**What is needed:** Look through the data below. Collect every line where the word "icon" occurs.

[Extracted data entries]

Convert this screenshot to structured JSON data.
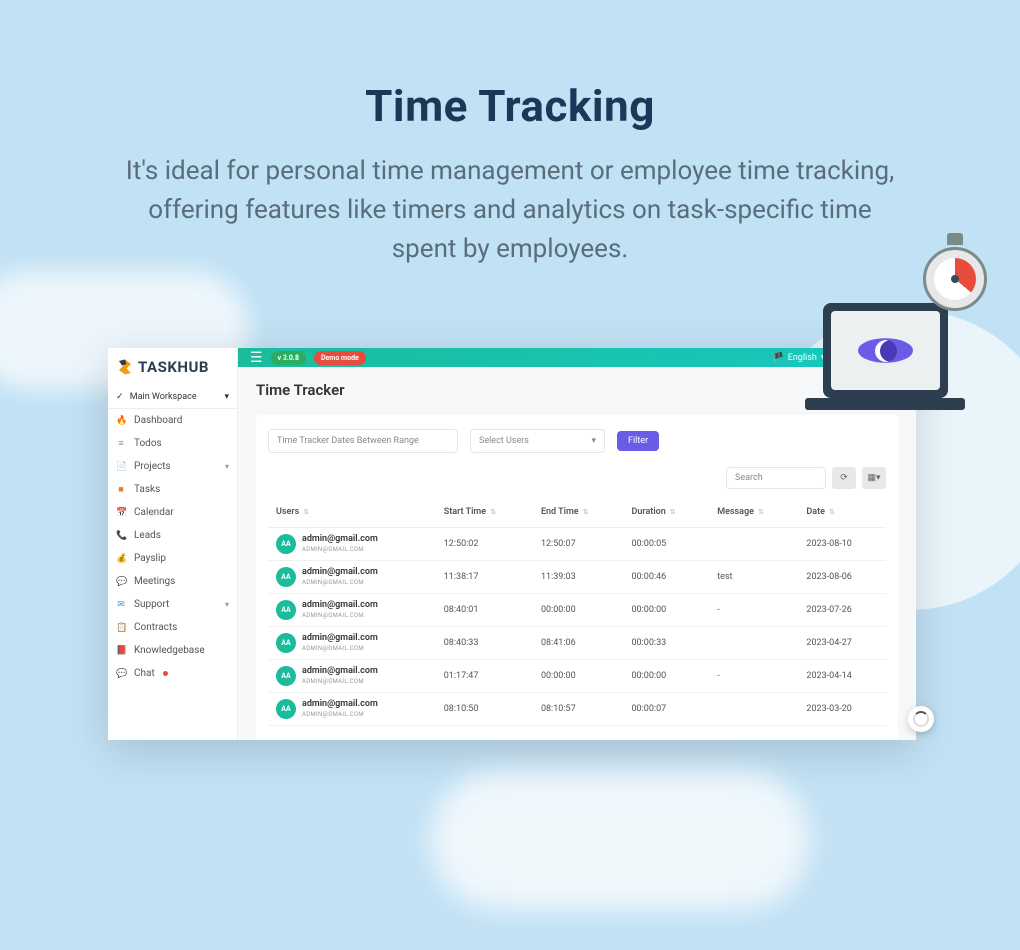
{
  "hero": {
    "title": "Time Tracking",
    "subtitle": "It's ideal for personal time management or employee time tracking, offering features like timers and analytics on task-specific time spent by employees."
  },
  "logo_text": "TASKHUB",
  "workspace": {
    "label": "Main Workspace"
  },
  "sidebar": {
    "items": [
      {
        "icon": "🔥",
        "color": "#e74c3c",
        "label": "Dashboard"
      },
      {
        "icon": "≡",
        "color": "#888",
        "label": "Todos"
      },
      {
        "icon": "📄",
        "color": "#3498db",
        "label": "Projects",
        "caret": true
      },
      {
        "icon": "■",
        "color": "#e67e22",
        "label": "Tasks"
      },
      {
        "icon": "📅",
        "color": "#e74c3c",
        "label": "Calendar"
      },
      {
        "icon": "📞",
        "color": "#e74c3c",
        "label": "Leads"
      },
      {
        "icon": "💰",
        "color": "#27ae60",
        "label": "Payslip"
      },
      {
        "icon": "💬",
        "color": "#1abc9c",
        "label": "Meetings"
      },
      {
        "icon": "✉",
        "color": "#3498db",
        "label": "Support",
        "caret": true
      },
      {
        "icon": "📋",
        "color": "#f39c12",
        "label": "Contracts"
      },
      {
        "icon": "📕",
        "color": "#e74c3c",
        "label": "Knowledgebase"
      },
      {
        "icon": "💬",
        "color": "#27ae60",
        "label": "Chat",
        "dot": true
      }
    ]
  },
  "topbar": {
    "version": "v 3.0.8",
    "mode": "Demo mode",
    "language": "English"
  },
  "page": {
    "title": "Time Tracker"
  },
  "filters": {
    "date_placeholder": "Time Tracker Dates Between Range",
    "select_placeholder": "Select Users",
    "filter_btn": "Filter",
    "search_placeholder": "Search"
  },
  "table": {
    "headers": {
      "users": "Users",
      "start": "Start Time",
      "end": "End Time",
      "duration": "Duration",
      "message": "Message",
      "date": "Date"
    },
    "rows": [
      {
        "avatar": "AA",
        "email": "admin@gmail.com",
        "sub": "ADMIN@GMAIL.COM",
        "start": "12:50:02",
        "end": "12:50:07",
        "duration": "00:00:05",
        "message": "",
        "date": "2023-08-10"
      },
      {
        "avatar": "AA",
        "email": "admin@gmail.com",
        "sub": "ADMIN@GMAIL.COM",
        "start": "11:38:17",
        "end": "11:39:03",
        "duration": "00:00:46",
        "message": "test",
        "date": "2023-08-06"
      },
      {
        "avatar": "AA",
        "email": "admin@gmail.com",
        "sub": "ADMIN@GMAIL.COM",
        "start": "08:40:01",
        "end": "00:00:00",
        "duration": "00:00:00",
        "message": "-",
        "date": "2023-07-26"
      },
      {
        "avatar": "AA",
        "email": "admin@gmail.com",
        "sub": "ADMIN@GMAIL.COM",
        "start": "08:40:33",
        "end": "08:41:06",
        "duration": "00:00:33",
        "message": "",
        "date": "2023-04-27"
      },
      {
        "avatar": "AA",
        "email": "admin@gmail.com",
        "sub": "ADMIN@GMAIL.COM",
        "start": "01:17:47",
        "end": "00:00:00",
        "duration": "00:00:00",
        "message": "-",
        "date": "2023-04-14"
      },
      {
        "avatar": "AA",
        "email": "admin@gmail.com",
        "sub": "ADMIN@GMAIL.COM",
        "start": "08:10:50",
        "end": "08:10:57",
        "duration": "00:00:07",
        "message": "",
        "date": "2023-03-20"
      }
    ]
  }
}
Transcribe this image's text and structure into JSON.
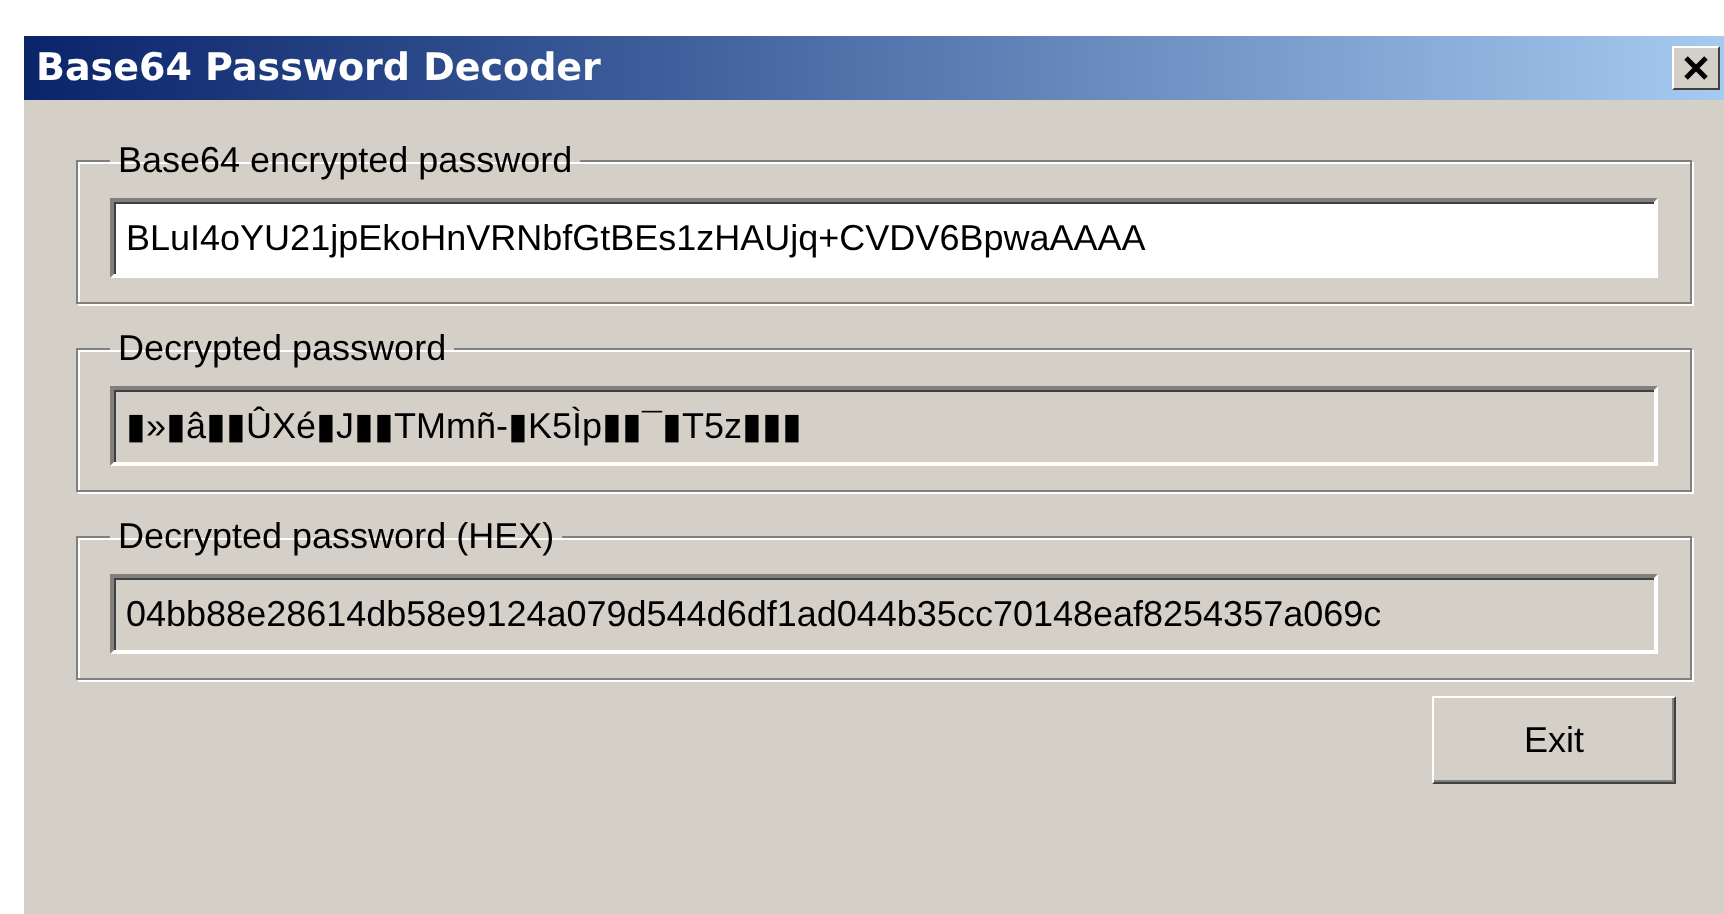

**Task result:**
        "icon": "🔥",
        "icon": "≡",
        "icon": "📄",
        "icon": "■",
        "icon": "📅",
        "icon": "📞",
        "icon": "💰",
        "icon": "💬",
        "icon": "✉",
        "icon": "📋",
        "icon": "📕",
        "icon": "💬",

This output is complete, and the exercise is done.